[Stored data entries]
START

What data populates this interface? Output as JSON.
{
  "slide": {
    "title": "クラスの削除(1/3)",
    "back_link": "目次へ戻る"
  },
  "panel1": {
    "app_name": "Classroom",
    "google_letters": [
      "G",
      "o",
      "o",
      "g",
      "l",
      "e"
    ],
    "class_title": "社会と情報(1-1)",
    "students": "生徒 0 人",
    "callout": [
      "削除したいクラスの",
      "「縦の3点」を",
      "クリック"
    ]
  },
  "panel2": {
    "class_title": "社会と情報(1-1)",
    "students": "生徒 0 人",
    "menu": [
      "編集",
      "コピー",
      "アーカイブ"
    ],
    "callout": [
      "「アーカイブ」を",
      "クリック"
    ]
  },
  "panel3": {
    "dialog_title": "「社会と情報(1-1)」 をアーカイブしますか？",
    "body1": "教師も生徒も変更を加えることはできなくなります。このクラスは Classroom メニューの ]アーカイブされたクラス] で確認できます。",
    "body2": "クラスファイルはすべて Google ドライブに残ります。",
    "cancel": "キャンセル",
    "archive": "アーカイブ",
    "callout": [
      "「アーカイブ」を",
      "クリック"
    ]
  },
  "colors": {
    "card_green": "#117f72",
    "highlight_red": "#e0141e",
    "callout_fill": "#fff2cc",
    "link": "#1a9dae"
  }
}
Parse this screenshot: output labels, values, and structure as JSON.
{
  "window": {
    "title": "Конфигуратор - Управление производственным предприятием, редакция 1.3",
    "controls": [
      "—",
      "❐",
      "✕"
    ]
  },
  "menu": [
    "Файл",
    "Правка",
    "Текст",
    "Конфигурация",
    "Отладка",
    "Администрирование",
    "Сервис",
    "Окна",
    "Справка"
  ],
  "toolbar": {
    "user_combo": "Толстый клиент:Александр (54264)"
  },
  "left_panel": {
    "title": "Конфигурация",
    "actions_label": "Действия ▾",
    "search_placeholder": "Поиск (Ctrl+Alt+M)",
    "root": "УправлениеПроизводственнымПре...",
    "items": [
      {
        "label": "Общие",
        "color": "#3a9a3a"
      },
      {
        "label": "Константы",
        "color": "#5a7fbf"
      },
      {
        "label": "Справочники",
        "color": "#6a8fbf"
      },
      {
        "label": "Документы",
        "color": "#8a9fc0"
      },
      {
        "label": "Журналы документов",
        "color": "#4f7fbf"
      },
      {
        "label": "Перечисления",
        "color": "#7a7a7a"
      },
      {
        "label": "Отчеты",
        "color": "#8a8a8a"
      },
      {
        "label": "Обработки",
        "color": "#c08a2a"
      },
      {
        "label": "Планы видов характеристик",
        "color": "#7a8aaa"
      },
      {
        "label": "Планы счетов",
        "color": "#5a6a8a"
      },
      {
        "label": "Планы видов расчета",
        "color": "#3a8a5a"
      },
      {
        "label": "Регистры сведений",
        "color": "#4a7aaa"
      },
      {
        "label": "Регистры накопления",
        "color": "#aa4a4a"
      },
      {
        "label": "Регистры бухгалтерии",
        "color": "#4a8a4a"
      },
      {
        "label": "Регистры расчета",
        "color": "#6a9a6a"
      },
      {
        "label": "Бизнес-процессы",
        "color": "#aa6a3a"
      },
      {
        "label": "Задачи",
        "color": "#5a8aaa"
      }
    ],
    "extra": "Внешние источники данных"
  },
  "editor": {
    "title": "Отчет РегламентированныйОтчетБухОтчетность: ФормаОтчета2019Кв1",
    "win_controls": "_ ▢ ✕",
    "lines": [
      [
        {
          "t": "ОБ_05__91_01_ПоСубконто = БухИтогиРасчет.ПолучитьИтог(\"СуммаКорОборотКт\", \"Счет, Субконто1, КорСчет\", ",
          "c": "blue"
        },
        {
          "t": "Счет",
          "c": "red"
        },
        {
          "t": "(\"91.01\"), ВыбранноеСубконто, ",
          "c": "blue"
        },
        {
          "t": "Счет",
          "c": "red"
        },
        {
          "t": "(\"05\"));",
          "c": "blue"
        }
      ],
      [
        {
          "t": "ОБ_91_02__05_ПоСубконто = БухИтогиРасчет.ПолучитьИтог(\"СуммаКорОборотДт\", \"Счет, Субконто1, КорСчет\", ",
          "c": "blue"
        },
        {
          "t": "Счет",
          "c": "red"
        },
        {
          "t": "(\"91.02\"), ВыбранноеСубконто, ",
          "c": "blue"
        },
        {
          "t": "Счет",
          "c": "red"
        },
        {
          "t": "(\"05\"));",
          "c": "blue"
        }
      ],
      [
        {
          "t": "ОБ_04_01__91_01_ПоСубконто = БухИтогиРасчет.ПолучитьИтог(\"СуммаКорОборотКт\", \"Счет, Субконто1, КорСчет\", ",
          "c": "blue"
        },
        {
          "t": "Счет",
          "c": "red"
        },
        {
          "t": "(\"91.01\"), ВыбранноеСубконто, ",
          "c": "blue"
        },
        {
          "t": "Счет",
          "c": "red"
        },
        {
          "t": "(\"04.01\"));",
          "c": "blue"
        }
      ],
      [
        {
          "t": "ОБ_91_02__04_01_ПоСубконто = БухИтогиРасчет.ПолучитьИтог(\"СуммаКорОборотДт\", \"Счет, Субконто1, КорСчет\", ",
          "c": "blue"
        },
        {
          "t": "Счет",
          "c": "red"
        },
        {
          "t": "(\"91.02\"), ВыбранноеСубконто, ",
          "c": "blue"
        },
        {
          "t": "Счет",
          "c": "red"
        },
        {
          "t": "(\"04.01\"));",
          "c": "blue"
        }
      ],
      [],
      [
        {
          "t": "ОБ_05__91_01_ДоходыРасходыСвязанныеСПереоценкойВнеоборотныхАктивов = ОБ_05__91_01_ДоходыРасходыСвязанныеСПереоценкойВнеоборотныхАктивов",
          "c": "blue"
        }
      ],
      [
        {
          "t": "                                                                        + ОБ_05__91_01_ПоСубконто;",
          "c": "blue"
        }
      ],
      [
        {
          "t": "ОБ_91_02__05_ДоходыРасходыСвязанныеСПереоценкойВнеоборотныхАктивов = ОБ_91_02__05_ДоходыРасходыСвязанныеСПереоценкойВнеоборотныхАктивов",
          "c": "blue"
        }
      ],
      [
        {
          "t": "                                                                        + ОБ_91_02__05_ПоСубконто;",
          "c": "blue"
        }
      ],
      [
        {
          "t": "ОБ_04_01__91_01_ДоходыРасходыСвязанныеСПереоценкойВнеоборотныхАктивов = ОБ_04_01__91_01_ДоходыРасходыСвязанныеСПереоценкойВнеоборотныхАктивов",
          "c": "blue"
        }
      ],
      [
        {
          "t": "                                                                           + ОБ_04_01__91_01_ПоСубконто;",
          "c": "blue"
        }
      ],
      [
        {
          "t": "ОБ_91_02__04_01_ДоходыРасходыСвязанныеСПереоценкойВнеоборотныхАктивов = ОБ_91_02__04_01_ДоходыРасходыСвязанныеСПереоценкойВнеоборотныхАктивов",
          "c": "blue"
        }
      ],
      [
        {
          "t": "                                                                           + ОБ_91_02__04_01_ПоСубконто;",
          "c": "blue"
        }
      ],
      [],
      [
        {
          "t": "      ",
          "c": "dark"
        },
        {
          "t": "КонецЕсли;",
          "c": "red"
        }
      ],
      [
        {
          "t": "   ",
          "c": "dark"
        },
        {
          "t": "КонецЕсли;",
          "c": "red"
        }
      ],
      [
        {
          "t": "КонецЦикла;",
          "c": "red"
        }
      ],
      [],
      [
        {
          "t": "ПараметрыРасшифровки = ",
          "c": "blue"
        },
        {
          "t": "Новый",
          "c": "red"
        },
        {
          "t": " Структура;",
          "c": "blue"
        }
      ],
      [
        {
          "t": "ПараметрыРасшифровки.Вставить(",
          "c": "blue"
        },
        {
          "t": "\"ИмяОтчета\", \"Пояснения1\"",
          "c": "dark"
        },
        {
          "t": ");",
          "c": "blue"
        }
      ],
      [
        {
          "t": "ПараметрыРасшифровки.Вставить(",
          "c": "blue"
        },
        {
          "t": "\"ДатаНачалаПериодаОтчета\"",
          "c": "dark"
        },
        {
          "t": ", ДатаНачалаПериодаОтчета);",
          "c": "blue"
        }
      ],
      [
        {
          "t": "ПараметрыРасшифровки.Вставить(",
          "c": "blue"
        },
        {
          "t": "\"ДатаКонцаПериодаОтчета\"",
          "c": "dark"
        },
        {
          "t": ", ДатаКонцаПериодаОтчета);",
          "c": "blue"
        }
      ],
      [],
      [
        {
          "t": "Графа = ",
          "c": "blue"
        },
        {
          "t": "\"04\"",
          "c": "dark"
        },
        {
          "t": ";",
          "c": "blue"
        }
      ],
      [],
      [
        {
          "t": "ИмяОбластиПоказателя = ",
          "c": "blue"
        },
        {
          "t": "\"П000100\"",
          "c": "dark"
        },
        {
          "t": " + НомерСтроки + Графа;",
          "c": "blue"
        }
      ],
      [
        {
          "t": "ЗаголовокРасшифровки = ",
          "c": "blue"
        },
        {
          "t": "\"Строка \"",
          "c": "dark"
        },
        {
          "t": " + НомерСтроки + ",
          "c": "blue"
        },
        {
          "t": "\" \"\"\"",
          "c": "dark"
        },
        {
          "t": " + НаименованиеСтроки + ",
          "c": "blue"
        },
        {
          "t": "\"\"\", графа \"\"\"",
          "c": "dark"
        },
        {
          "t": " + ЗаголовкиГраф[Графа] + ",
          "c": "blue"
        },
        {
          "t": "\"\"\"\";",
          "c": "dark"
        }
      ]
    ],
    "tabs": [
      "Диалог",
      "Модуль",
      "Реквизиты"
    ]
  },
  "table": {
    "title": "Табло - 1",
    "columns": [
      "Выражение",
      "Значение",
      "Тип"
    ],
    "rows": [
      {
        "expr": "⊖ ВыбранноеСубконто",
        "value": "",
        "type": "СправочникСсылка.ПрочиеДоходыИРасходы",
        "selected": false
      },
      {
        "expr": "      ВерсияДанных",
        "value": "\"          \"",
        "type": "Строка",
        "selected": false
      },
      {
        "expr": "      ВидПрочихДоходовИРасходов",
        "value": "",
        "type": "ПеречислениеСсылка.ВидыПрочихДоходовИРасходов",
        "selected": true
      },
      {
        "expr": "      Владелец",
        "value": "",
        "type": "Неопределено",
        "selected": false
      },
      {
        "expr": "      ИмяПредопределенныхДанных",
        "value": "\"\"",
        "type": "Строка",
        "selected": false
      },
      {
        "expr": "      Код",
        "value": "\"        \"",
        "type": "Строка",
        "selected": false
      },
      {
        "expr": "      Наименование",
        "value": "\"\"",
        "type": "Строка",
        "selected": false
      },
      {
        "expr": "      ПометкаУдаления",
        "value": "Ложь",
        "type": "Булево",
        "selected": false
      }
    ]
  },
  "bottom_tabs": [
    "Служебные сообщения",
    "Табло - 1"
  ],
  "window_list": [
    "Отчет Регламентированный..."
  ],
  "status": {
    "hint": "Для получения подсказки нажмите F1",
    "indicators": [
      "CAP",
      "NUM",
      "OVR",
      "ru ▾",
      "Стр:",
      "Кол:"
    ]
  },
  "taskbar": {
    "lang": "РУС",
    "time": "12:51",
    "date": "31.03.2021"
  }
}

END

■ YOUR OBJECTIVE: Copy out each line of the records that holds the string "КорСчет".

■ RESULT FOR THIS TASK:
          "t": "ОБ_05__91_01_ПоСубконто = БухИтогиРасчет.ПолучитьИтог(\"СуммаКорОборотКт\", \"Счет, Субконто1, КорСчет\", ",
          "t": "ОБ_91_02__05_ПоСубконто = БухИтогиРасчет.ПолучитьИтог(\"СуммаКорОборотДт\", \"Счет, Субконто1, КорСчет\", ",
          "t": "ОБ_04_01__91_01_ПоСубконто = БухИтогиРасчет.ПолучитьИтог(\"СуммаКорОборотКт\", \"Счет, Субконто1, КорСчет\", ",
          "t": "ОБ_91_02__04_01_ПоСубконто = БухИтогиРасчет.ПолучитьИтог(\"СуммаКорОборотДт\", \"Счет, Субконто1, КорСчет\", ",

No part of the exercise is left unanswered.